--- Start ---

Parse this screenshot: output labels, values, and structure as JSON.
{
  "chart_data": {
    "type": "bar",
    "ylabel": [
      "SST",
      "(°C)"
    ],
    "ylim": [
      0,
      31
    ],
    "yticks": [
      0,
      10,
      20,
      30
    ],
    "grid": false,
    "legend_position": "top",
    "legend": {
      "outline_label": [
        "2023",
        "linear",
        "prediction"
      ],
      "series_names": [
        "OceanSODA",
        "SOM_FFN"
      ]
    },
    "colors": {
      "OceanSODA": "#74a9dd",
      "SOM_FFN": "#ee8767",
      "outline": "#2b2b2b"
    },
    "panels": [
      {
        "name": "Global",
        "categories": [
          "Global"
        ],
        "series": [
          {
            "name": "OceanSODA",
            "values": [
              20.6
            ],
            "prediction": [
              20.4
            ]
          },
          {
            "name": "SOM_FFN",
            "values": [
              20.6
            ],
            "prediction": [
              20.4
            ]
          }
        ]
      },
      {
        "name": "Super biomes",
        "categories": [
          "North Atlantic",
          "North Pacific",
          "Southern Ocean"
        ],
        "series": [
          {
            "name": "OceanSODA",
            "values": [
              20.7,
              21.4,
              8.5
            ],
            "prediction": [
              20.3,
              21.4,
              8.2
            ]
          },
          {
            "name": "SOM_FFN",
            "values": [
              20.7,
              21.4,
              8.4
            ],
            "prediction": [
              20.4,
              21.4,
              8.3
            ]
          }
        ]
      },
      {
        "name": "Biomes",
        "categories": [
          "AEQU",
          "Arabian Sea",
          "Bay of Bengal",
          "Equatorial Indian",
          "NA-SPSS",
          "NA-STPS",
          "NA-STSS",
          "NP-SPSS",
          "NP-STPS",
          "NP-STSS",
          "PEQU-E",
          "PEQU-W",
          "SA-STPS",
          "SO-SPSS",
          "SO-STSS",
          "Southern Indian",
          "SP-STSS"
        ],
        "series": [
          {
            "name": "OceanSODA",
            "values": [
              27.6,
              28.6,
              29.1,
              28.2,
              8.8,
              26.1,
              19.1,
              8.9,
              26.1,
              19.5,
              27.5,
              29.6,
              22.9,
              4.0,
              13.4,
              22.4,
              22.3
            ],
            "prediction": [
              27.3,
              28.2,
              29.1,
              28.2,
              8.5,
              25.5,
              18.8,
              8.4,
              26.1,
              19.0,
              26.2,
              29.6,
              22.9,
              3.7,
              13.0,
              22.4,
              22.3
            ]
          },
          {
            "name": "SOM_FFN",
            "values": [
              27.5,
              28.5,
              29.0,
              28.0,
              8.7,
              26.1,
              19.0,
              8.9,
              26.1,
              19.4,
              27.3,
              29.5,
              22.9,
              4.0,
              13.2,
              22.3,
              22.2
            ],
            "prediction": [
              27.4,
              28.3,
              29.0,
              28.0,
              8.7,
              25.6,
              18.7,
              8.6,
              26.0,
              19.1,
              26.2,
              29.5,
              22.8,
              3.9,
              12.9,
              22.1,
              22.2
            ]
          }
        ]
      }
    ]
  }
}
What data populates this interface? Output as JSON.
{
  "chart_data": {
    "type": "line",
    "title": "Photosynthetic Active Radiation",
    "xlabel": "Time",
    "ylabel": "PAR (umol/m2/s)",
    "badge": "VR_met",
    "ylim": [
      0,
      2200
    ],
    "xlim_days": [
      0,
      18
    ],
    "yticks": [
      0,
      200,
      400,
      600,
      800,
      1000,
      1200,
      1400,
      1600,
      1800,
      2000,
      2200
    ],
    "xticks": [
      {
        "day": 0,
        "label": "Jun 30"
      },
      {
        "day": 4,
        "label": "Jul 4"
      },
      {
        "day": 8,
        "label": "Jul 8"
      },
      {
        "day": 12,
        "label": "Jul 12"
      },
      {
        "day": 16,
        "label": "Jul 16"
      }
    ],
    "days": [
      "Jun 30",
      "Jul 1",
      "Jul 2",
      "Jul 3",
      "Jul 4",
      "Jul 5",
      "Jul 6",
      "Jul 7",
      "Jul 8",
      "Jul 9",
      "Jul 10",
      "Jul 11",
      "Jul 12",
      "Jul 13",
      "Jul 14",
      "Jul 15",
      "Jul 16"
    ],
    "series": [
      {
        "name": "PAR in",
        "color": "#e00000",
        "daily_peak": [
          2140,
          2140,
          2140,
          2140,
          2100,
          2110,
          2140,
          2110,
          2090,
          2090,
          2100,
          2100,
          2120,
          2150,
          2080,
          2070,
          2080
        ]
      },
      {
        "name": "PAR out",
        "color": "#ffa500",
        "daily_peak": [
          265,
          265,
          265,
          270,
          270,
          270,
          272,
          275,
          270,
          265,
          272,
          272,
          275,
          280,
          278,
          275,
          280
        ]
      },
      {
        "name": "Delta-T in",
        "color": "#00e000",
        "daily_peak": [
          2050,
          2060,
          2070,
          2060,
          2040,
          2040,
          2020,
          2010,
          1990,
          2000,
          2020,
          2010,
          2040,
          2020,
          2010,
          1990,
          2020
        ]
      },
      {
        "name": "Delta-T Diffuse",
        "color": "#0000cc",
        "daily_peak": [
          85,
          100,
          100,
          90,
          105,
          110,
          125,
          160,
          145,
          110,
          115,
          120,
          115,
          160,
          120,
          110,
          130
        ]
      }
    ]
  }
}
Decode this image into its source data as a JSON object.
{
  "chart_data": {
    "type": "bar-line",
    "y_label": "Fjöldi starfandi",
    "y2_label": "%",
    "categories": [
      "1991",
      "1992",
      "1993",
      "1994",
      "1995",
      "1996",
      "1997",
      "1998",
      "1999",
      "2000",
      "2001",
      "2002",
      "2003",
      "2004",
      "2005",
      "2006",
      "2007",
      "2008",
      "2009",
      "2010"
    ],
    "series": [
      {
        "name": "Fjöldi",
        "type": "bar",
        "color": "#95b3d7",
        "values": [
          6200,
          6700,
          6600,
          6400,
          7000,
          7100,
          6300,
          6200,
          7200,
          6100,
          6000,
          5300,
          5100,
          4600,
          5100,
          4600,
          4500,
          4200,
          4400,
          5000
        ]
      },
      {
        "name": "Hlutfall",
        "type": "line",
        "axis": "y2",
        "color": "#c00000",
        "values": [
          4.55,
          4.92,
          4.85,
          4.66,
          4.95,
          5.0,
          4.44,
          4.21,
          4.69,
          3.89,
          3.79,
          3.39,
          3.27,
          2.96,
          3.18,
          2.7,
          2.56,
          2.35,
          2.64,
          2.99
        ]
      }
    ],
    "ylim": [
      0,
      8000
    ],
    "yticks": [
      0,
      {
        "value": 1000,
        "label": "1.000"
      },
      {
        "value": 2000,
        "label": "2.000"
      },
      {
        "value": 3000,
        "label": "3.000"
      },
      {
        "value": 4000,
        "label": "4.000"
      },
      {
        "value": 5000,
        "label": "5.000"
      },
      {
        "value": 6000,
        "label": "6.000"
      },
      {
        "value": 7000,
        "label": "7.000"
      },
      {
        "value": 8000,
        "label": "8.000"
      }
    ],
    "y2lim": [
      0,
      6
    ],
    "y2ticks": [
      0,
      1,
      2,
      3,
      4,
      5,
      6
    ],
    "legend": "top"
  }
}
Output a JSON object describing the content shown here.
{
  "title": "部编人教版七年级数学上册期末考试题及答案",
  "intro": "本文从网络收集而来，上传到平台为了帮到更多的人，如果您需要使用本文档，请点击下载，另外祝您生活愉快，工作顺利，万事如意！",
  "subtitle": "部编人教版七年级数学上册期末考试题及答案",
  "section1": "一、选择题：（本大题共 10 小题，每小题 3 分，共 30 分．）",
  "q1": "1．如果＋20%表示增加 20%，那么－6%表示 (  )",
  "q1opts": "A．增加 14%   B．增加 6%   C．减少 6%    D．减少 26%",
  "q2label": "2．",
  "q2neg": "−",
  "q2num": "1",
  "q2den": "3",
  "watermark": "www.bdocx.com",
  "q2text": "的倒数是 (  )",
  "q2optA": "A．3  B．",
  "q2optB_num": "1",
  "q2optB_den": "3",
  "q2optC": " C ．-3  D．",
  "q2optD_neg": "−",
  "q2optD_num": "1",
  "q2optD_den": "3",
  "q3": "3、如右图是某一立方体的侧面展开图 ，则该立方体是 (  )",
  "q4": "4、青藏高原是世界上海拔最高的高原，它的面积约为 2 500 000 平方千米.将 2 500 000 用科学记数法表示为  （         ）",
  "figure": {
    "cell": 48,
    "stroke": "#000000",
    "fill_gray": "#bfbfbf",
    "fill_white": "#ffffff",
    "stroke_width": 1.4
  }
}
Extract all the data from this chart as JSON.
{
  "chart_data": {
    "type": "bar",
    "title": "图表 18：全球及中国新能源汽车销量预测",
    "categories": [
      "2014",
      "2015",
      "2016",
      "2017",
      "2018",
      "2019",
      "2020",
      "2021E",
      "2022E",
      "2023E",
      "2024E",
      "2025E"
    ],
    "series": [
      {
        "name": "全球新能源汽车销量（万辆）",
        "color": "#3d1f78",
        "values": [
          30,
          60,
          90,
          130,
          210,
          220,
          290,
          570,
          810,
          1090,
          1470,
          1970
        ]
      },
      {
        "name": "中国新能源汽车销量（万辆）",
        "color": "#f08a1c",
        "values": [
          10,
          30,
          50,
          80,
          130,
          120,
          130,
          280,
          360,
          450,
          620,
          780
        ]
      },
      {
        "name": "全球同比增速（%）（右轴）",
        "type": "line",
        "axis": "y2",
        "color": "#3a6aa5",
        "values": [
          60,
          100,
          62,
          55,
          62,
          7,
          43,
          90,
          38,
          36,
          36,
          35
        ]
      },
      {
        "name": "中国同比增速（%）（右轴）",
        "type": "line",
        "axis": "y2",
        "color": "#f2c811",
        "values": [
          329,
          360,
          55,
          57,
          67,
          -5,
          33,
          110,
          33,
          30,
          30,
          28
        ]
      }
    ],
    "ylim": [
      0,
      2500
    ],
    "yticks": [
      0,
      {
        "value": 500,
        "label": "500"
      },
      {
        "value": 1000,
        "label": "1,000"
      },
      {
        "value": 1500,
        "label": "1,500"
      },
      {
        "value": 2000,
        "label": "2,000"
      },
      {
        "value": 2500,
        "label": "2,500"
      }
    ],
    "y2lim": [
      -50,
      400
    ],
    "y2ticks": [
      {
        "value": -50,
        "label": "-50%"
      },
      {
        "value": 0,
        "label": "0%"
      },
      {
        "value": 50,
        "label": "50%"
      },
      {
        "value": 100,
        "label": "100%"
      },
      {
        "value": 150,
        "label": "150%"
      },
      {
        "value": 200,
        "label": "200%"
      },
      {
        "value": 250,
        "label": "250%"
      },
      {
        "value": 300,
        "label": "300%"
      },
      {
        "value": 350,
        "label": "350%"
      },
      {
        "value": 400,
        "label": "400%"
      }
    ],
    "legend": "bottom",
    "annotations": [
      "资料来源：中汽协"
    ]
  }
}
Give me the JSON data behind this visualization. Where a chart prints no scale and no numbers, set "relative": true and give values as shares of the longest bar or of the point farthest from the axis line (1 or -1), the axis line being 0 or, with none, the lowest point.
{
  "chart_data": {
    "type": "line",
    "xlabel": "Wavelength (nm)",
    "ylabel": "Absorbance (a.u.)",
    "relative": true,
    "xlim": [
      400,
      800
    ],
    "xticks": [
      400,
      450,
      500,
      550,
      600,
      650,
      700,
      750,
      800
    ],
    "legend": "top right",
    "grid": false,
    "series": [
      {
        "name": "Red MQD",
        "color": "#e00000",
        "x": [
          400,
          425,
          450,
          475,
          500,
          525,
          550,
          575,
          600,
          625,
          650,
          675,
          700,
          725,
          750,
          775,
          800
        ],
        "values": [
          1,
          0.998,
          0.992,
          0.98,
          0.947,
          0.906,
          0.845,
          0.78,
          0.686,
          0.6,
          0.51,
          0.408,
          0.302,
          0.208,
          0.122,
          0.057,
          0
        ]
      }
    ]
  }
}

--- End ---

→ **TASK DETAILS**: Search the data for the word "JSON" and copy each line where it appears.

→ **CORRECT RESPONSE**:
Parse this screenshot: output labels, values, and structure as JSON.
What data populates this interface? Output as JSON.
Decode this image into its source data as a JSON object.
Output a JSON object describing the content shown here.
Extract all the data from this chart as JSON.
Give me the JSON data behind this visualization. Where a chart prints no scale and no numbers, set "relative": true and give values as shares of the longest bar or of the point farthest from the axis line (1 or -1), the axis line being 0 or, with none, the lowest point.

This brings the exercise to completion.